═════ DATA LISTING ═════
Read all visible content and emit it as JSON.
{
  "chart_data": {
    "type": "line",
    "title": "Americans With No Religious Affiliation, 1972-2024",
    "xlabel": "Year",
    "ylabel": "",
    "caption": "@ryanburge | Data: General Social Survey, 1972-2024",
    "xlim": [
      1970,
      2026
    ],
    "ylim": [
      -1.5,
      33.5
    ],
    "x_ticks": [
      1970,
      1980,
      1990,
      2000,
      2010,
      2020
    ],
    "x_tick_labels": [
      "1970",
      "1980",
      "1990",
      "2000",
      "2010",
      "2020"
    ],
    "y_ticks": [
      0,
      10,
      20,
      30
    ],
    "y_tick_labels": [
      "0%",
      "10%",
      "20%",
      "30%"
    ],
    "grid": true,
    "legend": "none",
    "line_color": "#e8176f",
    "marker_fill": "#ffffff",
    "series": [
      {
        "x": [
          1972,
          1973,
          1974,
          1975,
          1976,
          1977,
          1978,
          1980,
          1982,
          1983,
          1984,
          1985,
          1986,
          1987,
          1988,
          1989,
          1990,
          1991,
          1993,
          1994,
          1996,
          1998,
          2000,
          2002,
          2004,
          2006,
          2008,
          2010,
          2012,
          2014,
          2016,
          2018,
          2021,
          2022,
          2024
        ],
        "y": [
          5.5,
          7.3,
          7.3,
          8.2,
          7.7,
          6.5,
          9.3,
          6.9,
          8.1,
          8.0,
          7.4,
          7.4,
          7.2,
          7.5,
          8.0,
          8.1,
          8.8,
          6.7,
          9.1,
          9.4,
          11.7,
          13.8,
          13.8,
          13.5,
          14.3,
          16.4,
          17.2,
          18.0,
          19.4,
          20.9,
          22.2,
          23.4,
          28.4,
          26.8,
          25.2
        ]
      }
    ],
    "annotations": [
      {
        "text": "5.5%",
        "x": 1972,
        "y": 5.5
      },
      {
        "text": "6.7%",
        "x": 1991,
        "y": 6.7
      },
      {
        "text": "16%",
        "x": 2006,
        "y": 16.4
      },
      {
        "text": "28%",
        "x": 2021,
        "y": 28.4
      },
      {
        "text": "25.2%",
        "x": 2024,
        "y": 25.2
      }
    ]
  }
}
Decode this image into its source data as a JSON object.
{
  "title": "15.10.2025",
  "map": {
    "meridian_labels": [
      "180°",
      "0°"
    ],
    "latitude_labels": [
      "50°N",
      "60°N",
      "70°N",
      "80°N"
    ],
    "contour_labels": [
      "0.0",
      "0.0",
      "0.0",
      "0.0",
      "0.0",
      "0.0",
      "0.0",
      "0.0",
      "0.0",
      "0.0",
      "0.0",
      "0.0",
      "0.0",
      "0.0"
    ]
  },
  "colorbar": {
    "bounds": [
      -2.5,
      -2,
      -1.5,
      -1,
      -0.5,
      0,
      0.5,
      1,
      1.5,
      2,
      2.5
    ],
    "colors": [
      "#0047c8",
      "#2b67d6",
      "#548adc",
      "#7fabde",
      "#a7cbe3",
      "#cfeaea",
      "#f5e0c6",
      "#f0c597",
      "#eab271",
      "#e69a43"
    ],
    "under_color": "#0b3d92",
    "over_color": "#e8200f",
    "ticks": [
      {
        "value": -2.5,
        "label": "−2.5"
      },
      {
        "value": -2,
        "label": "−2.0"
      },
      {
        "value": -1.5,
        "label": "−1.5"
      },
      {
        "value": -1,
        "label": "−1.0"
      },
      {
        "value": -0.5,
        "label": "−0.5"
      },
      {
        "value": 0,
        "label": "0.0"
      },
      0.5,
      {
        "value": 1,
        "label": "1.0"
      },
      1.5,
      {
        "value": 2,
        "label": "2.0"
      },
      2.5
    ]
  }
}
═════
* WORK REQUIRED *
Copy out all of the records above with nothing altered.

* TASK RESPONSE *
Read all visible content and emit it as JSON.
{
  "chart_data": {
    "type": "line",
    "title": "Americans With No Religious Affiliation, 1972-2024",
    "xlabel": "Year",
    "ylabel": "",
    "caption": "@ryanburge | Data: General Social Survey, 1972-2024",
    "xlim": [
      1970,
      2026
    ],
    "ylim": [
      -1.5,
      33.5
    ],
    "x_ticks": [
      1970,
      1980,
      1990,
      2000,
      2010,
      2020
    ],
    "x_tick_labels": [
      "1970",
      "1980",
      "1990",
      "2000",
      "2010",
      "2020"
    ],
    "y_ticks": [
      0,
      10,
      20,
      30
    ],
    "y_tick_labels": [
      "0%",
      "10%",
      "20%",
      "30%"
    ],
    "grid": true,
    "legend": "none",
    "line_color": "#e8176f",
    "marker_fill": "#ffffff",
    "series": [
      {
        "x": [
          1972,
          1973,
          1974,
          1975,
          1976,
          1977,
          1978,
          1980,
          1982,
          1983,
          1984,
          1985,
          1986,
          1987,
          1988,
          1989,
          1990,
          1991,
          1993,
          1994,
          1996,
          1998,
          2000,
          2002,
          2004,
          2006,
          2008,
          2010,
          2012,
          2014,
          2016,
          2018,
          2021,
          2022,
          2024
        ],
        "y": [
          5.5,
          7.3,
          7.3,
          8.2,
          7.7,
          6.5,
          9.3,
          6.9,
          8.1,
          8.0,
          7.4,
          7.4,
          7.2,
          7.5,
          8.0,
          8.1,
          8.8,
          6.7,
          9.1,
          9.4,
          11.7,
          13.8,
          13.8,
          13.5,
          14.3,
          16.4,
          17.2,
          18.0,
          19.4,
          20.9,
          22.2,
          23.4,
          28.4,
          26.8,
          25.2
        ]
      }
    ],
    "annotations": [
      {
        "text": "5.5%",
        "x": 1972,
        "y": 5.5
      },
      {
        "text": "6.7%",
        "x": 1991,
        "y": 6.7
      },
      {
        "text": "16%",
        "x": 2006,
        "y": 16.4
      },
      {
        "text": "28%",
        "x": 2021,
        "y": 28.4
      },
      {
        "text": "25.2%",
        "x": 2024,
        "y": 25.2
      }
    ]
  }
}
Decode this image into its source data as a JSON object.
{
  "title": "15.10.2025",
  "map": {
    "meridian_labels": [
      "180°",
      "0°"
    ],
    "latitude_labels": [
      "50°N",
      "60°N",
      "70°N",
      "80°N"
    ],
    "contour_labels": [
      "0.0",
      "0.0",
      "0.0",
      "0.0",
      "0.0",
      "0.0",
      "0.0",
      "0.0",
      "0.0",
      "0.0",
      "0.0",
      "0.0",
      "0.0",
      "0.0"
    ]
  },
  "colorbar": {
    "bounds": [
      -2.5,
      -2,
      -1.5,
      -1,
      -0.5,
      0,
      0.5,
      1,
      1.5,
      2,
      2.5
    ],
    "colors": [
      "#0047c8",
      "#2b67d6",
      "#548adc",
      "#7fabde",
      "#a7cbe3",
      "#cfeaea",
      "#f5e0c6",
      "#f0c597",
      "#eab271",
      "#e69a43"
    ],
    "under_color": "#0b3d92",
    "over_color": "#e8200f",
    "ticks": [
      {
        "value": -2.5,
        "label": "−2.5"
      },
      {
        "value": -2,
        "label": "−2.0"
      },
      {
        "value": -1.5,
        "label": "−1.5"
      },
      {
        "value": -1,
        "label": "−1.0"
      },
      {
        "value": -0.5,
        "label": "−0.5"
      },
      {
        "value": 0,
        "label": "0.0"
      },
      0.5,
      {
        "value": 1,
        "label": "1.0"
      },
      1.5,
      {
        "value": 2,
        "label": "2.0"
      },
      2.5
    ]
  }
}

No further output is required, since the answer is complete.